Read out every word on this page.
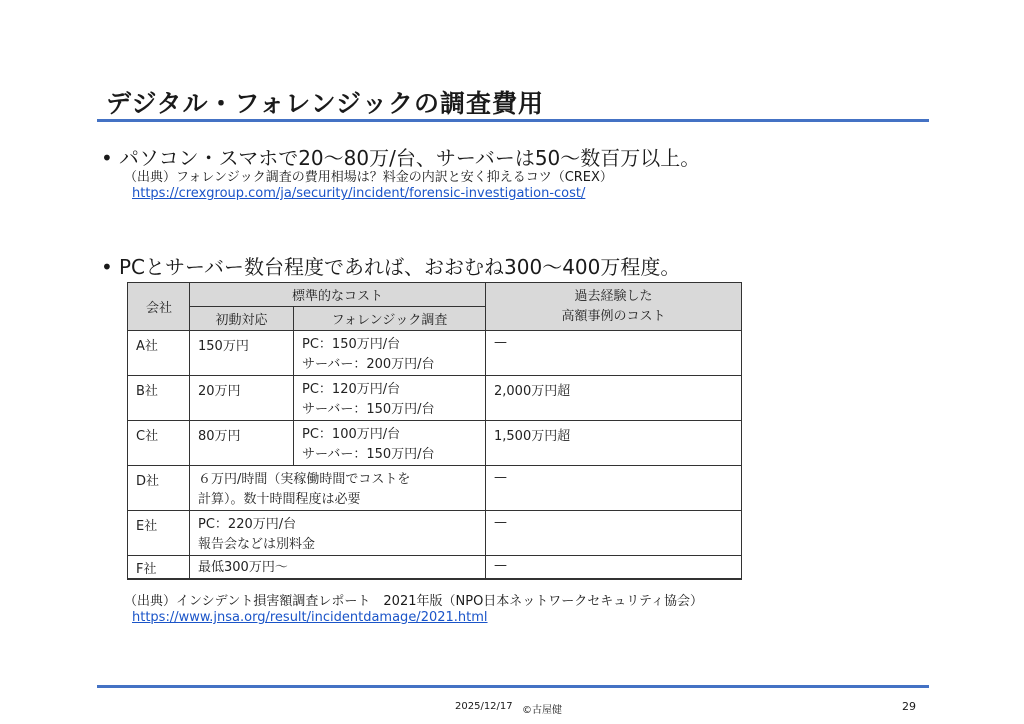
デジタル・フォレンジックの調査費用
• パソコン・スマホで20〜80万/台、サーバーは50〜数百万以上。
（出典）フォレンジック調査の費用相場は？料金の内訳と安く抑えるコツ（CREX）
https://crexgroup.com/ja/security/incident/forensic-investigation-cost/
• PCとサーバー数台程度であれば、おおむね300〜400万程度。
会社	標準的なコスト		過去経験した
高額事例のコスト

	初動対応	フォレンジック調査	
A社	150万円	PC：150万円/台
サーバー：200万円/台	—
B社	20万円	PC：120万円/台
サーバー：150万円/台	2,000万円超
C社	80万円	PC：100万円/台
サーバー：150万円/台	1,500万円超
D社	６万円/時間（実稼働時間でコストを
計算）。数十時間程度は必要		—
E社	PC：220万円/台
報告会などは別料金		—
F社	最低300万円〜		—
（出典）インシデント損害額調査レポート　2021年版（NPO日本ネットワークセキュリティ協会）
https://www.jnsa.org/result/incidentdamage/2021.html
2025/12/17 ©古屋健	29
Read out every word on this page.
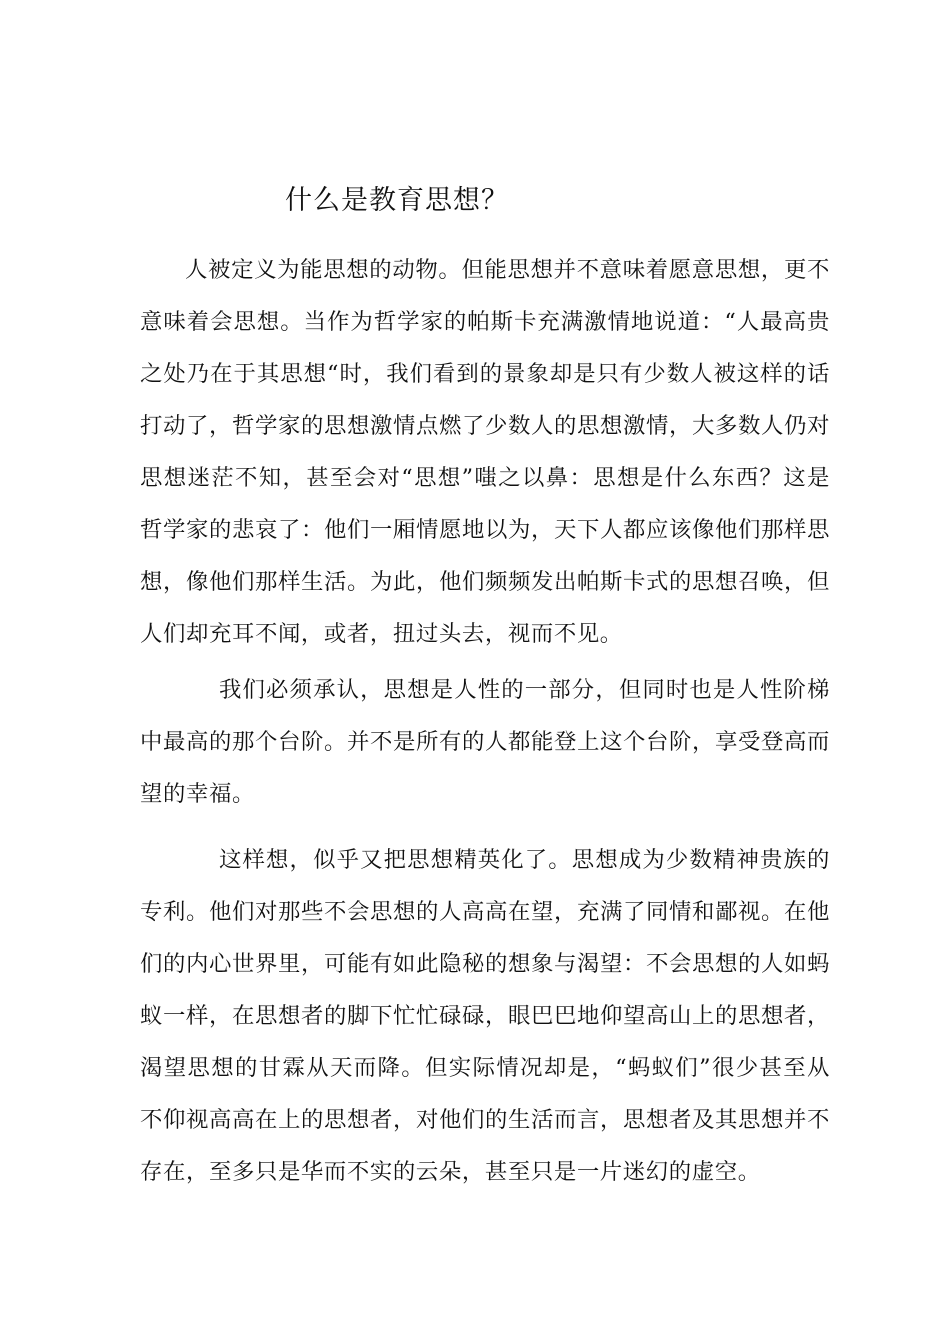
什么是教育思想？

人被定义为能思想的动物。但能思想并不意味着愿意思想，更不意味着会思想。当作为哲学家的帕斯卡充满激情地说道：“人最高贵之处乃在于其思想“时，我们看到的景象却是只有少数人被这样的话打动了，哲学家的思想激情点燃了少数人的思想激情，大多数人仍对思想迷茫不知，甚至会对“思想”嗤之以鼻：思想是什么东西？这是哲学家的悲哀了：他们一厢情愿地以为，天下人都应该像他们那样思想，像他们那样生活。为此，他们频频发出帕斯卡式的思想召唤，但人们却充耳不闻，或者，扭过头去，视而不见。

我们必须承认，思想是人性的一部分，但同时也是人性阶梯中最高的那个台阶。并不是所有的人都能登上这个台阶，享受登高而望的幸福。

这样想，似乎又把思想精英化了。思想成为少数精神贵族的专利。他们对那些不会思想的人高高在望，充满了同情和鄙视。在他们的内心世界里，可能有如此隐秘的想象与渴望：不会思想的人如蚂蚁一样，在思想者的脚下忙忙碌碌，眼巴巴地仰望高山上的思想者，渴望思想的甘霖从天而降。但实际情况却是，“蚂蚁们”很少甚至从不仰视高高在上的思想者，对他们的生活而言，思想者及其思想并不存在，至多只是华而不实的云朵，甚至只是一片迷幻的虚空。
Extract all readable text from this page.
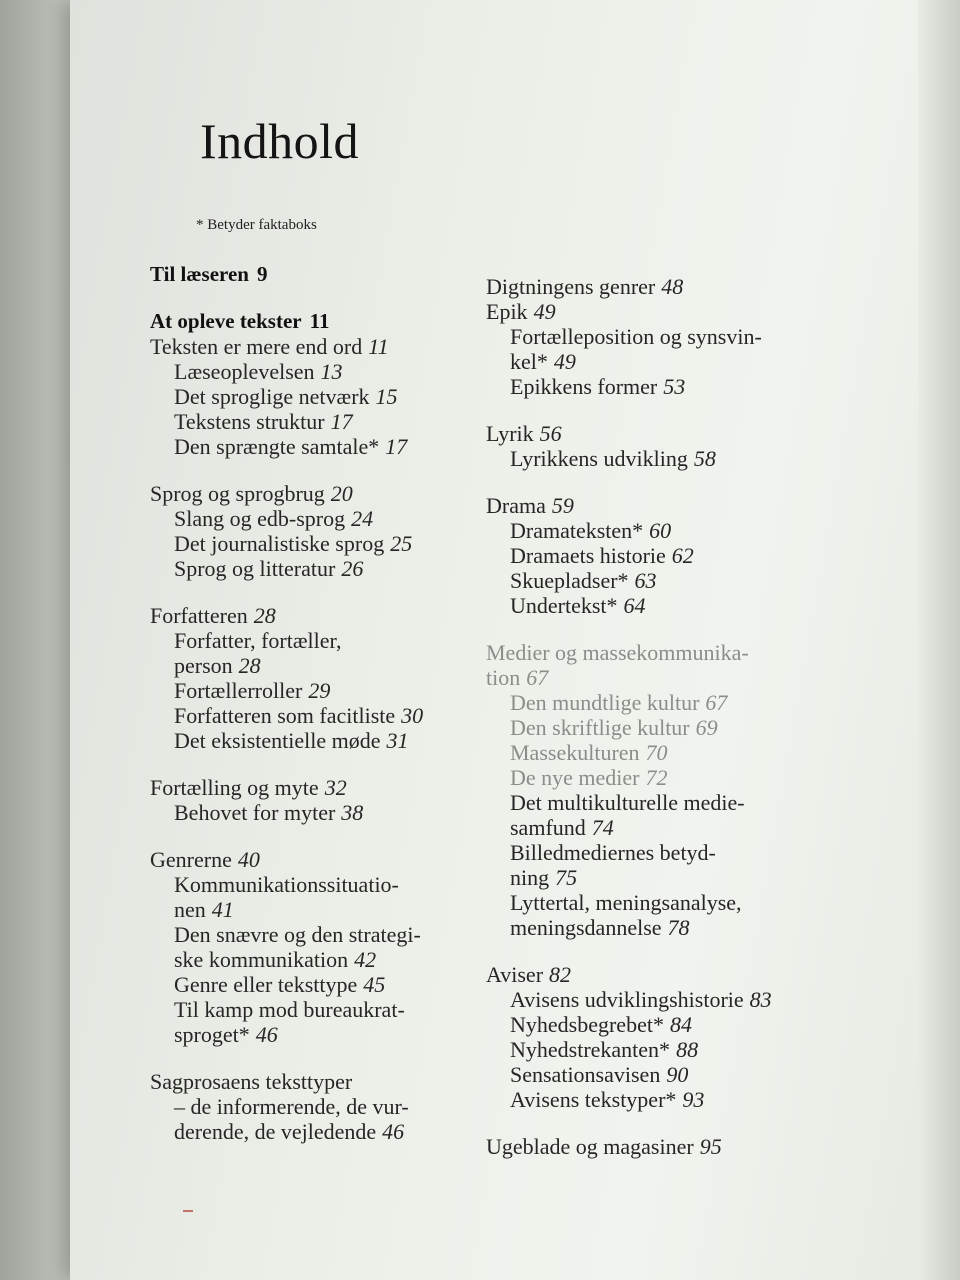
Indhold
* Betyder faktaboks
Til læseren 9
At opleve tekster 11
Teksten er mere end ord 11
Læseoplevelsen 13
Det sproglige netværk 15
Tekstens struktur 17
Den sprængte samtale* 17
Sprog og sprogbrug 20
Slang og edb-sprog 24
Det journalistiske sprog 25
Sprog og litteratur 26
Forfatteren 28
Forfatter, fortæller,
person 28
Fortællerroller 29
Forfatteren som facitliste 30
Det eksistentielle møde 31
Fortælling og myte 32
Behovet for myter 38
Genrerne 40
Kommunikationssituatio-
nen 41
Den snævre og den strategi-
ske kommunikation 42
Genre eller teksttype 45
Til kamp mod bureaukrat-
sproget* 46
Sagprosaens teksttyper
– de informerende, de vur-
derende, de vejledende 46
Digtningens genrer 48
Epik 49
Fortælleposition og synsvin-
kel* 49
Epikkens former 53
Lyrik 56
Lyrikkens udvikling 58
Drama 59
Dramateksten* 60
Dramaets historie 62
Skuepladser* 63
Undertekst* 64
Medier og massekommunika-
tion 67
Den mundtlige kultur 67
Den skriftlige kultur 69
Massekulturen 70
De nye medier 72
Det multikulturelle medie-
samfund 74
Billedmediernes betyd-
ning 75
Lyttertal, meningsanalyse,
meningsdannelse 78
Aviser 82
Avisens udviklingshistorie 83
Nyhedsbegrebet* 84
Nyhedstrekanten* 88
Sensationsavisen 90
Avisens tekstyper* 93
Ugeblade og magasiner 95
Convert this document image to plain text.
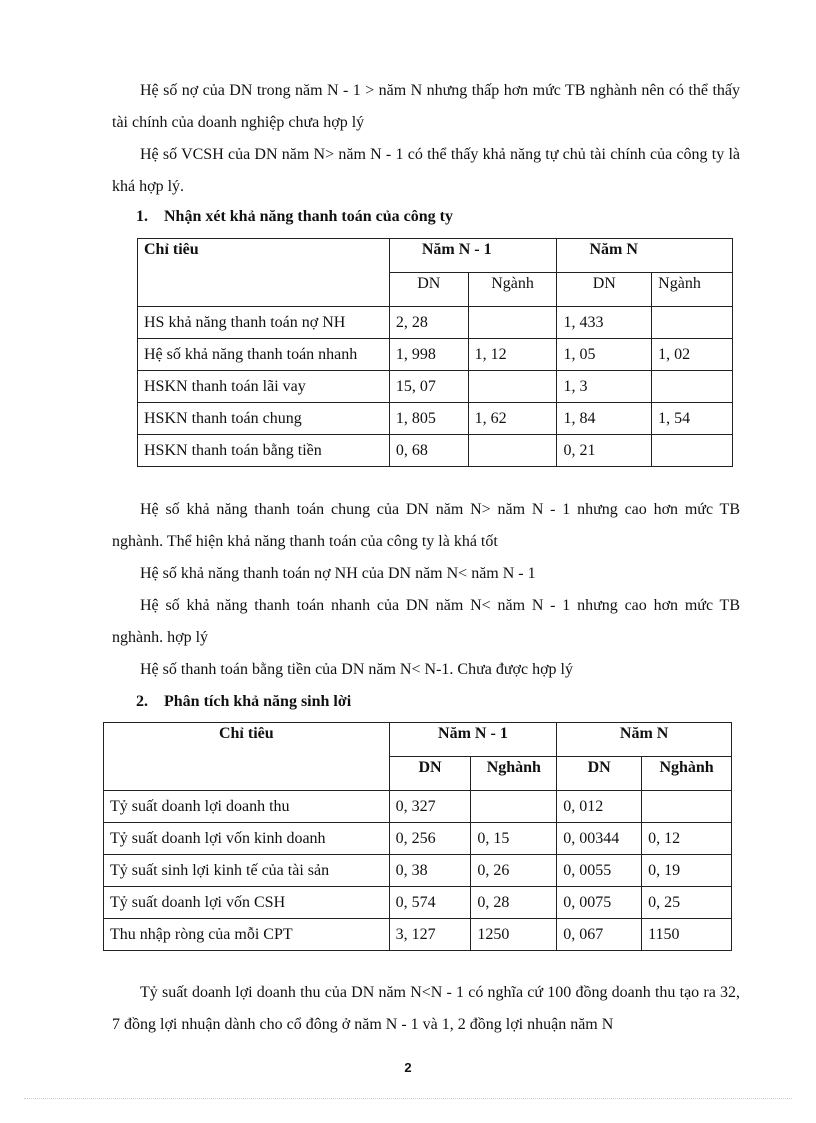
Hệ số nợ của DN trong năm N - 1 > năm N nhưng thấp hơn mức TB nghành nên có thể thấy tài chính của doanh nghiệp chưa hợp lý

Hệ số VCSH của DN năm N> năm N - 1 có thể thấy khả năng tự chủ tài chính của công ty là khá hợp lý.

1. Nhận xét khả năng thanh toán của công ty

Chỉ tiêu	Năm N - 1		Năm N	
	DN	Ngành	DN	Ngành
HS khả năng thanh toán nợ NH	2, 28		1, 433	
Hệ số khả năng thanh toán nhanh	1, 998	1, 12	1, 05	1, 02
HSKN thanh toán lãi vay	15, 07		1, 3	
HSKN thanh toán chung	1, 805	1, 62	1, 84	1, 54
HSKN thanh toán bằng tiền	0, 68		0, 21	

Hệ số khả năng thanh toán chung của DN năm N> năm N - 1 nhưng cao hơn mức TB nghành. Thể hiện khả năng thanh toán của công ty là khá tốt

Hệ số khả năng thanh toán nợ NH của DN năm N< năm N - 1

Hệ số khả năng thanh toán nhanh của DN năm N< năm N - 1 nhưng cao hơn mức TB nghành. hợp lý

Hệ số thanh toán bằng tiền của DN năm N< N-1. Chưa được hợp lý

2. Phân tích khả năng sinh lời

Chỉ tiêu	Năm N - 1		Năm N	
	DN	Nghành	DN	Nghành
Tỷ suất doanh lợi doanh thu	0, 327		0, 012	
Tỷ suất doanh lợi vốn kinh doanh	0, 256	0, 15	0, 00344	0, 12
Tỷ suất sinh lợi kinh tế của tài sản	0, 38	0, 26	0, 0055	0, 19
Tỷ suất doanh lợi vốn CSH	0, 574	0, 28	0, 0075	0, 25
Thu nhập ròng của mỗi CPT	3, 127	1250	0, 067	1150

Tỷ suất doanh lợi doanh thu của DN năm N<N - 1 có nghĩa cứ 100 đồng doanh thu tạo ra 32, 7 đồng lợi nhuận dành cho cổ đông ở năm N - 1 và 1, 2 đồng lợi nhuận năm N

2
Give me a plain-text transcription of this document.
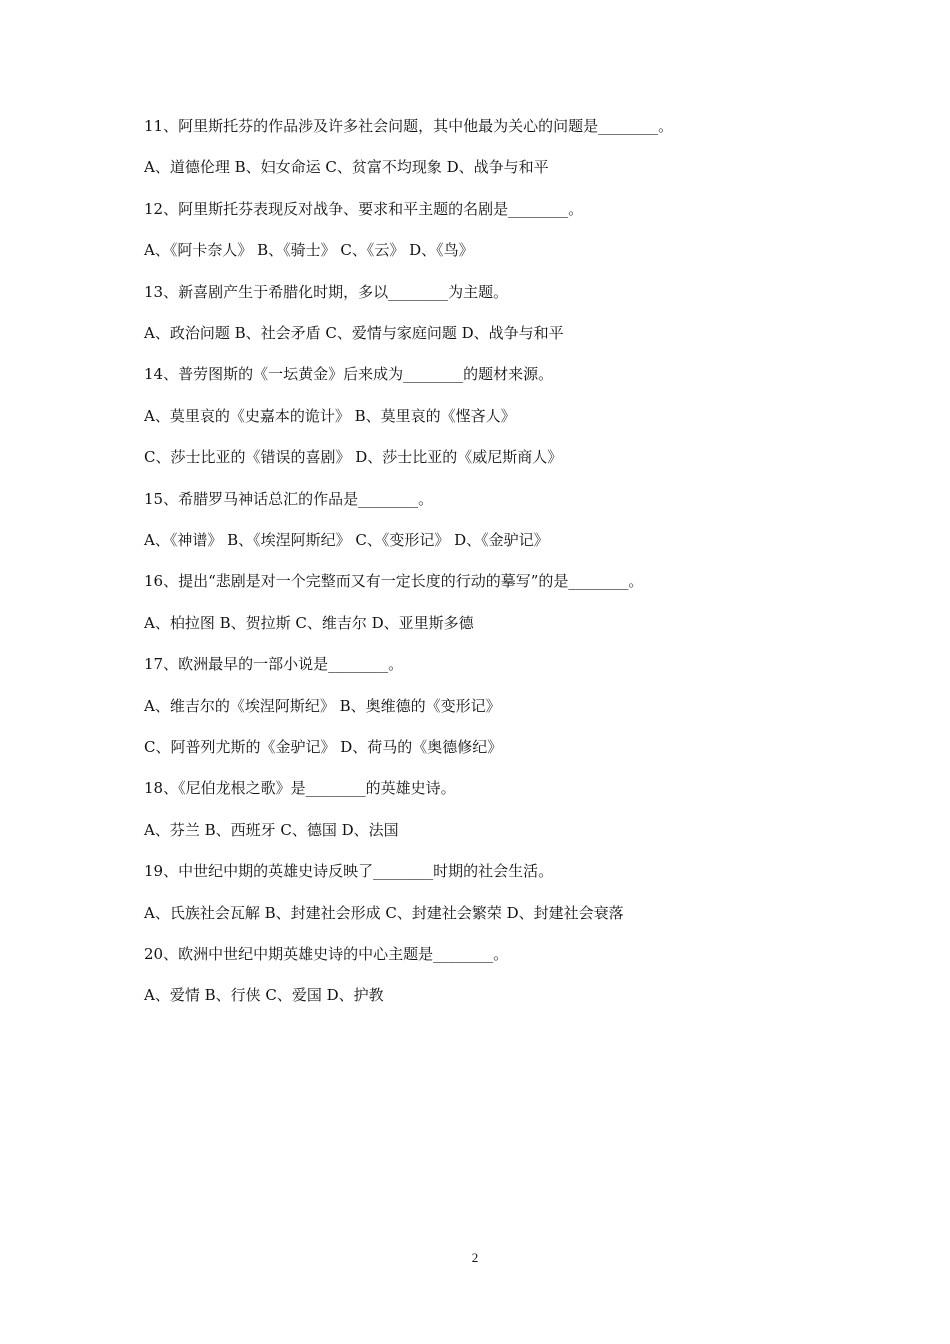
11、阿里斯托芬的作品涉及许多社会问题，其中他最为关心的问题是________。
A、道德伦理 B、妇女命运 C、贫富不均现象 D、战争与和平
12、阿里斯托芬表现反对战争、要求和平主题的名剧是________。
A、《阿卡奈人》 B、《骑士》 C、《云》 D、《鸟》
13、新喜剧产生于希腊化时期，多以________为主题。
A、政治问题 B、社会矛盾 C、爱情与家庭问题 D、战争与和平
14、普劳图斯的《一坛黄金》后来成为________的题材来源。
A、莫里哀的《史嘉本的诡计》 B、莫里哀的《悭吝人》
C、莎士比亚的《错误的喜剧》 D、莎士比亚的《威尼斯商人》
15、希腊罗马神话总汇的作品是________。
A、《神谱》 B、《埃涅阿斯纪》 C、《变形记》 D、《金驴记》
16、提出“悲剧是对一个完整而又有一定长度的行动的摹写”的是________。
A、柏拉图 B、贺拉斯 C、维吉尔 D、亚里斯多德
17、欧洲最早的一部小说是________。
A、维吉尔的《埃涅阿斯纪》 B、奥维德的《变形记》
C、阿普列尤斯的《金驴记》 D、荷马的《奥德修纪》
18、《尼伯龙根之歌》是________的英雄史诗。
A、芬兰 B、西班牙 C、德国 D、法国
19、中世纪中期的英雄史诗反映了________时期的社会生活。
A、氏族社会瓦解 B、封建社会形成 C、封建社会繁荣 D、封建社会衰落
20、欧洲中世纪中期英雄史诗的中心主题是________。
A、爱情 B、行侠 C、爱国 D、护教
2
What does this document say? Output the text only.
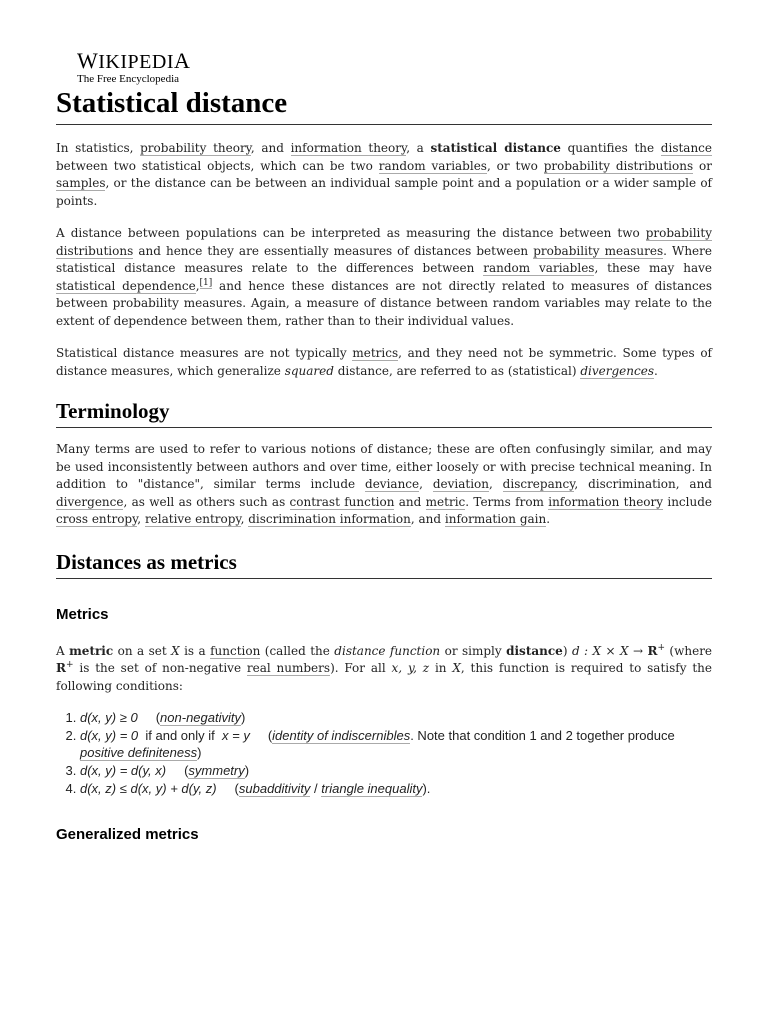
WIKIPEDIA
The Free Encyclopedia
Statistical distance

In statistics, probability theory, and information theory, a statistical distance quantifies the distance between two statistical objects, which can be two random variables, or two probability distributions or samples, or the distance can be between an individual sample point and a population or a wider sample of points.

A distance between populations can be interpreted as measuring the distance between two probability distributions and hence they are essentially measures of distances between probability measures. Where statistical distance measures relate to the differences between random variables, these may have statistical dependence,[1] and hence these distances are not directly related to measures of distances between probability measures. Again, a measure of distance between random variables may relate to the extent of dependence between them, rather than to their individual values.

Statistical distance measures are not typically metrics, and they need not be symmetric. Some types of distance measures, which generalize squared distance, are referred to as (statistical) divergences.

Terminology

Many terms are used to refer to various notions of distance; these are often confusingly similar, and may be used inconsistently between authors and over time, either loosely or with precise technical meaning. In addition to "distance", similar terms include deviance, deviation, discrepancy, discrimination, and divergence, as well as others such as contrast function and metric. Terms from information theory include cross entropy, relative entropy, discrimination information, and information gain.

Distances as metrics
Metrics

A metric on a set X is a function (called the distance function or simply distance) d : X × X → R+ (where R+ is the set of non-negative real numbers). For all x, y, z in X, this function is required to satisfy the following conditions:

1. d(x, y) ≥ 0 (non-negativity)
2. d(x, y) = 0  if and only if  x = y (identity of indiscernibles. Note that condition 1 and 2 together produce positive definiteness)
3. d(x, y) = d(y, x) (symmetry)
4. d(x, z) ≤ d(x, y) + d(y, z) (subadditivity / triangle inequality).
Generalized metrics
**********
Objective:
Show every line of the listing in which the string "function" can be found.

Result for this exercise:
Many terms are used to refer to various notions of distance; these are often confusingly similar, and may be used inconsistently between authors and over time, either loosely or with precise technical meaning. In addition to "distance", similar terms include deviance, deviation, discrepancy, discrimination, and divergence, as well as others such as contrast function and metric. Terms from information theory include cross entropy, relative entropy, discrimination information, and information gain.
A metric on a set X is a function (called the distance function or simply distance) d : X × X → R+ (where R+ is the set of non-negative real numbers). For all x, y, z in X, this function is required to satisfy the following conditions:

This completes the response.